--- Task goal ---
Copy out the entries exactly, from the first line to the last.

--- Data entries ---
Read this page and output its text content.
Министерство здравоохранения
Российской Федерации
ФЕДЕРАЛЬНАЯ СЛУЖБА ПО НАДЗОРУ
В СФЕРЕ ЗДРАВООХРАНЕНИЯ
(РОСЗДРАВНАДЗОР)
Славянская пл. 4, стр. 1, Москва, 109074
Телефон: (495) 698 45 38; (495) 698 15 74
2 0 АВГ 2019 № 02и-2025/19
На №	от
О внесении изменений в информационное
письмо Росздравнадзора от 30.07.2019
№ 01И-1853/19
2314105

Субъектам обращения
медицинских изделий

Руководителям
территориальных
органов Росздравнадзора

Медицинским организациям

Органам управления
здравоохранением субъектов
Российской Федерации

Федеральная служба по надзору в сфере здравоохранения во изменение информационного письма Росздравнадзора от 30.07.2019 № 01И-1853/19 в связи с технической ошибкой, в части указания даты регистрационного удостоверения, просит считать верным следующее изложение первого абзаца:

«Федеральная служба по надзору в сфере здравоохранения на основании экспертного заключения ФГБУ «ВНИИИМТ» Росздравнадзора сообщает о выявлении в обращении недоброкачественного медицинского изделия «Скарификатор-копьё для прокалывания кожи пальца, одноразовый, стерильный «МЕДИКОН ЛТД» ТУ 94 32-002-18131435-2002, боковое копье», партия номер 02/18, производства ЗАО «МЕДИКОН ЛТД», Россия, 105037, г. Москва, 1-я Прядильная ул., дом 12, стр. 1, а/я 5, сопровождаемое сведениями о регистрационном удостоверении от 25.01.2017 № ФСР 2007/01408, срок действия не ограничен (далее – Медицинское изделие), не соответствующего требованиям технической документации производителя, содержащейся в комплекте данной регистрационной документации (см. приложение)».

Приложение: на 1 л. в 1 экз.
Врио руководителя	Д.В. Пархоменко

--- Exercise output ---
Read this page and output its text content.
Министерство здравоохранения
Российской Федерации
ФЕДЕРАЛЬНАЯ СЛУЖБА ПО НАДЗОРУ
В СФЕРЕ ЗДРАВООХРАНЕНИЯ
(РОСЗДРАВНАДЗОР)
Славянская пл. 4, стр. 1, Москва, 109074
Телефон: (495) 698 45 38; (495) 698 15 74
2 0 АВГ 2019 № 02и-2025/19
На №	от
О внесении изменений в информационное
письмо Росздравнадзора от 30.07.2019
№ 01И-1853/19
2314105

Субъектам обращения
медицинских изделий

Руководителям
территориальных
органов Росздравнадзора

Медицинским организациям

Органам управления
здравоохранением субъектов
Российской Федерации

Федеральная служба по надзору в сфере здравоохранения во изменение информационного письма Росздравнадзора от 30.07.2019 № 01И-1853/19 в связи с технической ошибкой, в части указания даты регистрационного удостоверения, просит считать верным следующее изложение первого абзаца:

«Федеральная служба по надзору в сфере здравоохранения на основании экспертного заключения ФГБУ «ВНИИИМТ» Росздравнадзора сообщает о выявлении в обращении недоброкачественного медицинского изделия «Скарификатор-копьё для прокалывания кожи пальца, одноразовый, стерильный «МЕДИКОН ЛТД» ТУ 94 32-002-18131435-2002, боковое копье», партия номер 02/18, производства ЗАО «МЕДИКОН ЛТД», Россия, 105037, г. Москва, 1-я Прядильная ул., дом 12, стр. 1, а/я 5, сопровождаемое сведениями о регистрационном удостоверении от 25.01.2017 № ФСР 2007/01408, срок действия не ограничен (далее – Медицинское изделие), не соответствующего требованиям технической документации производителя, содержащейся в комплекте данной регистрационной документации (см. приложение)».

Приложение: на 1 л. в 1 экз.
Врио руководителя	Д.В. Пархоменко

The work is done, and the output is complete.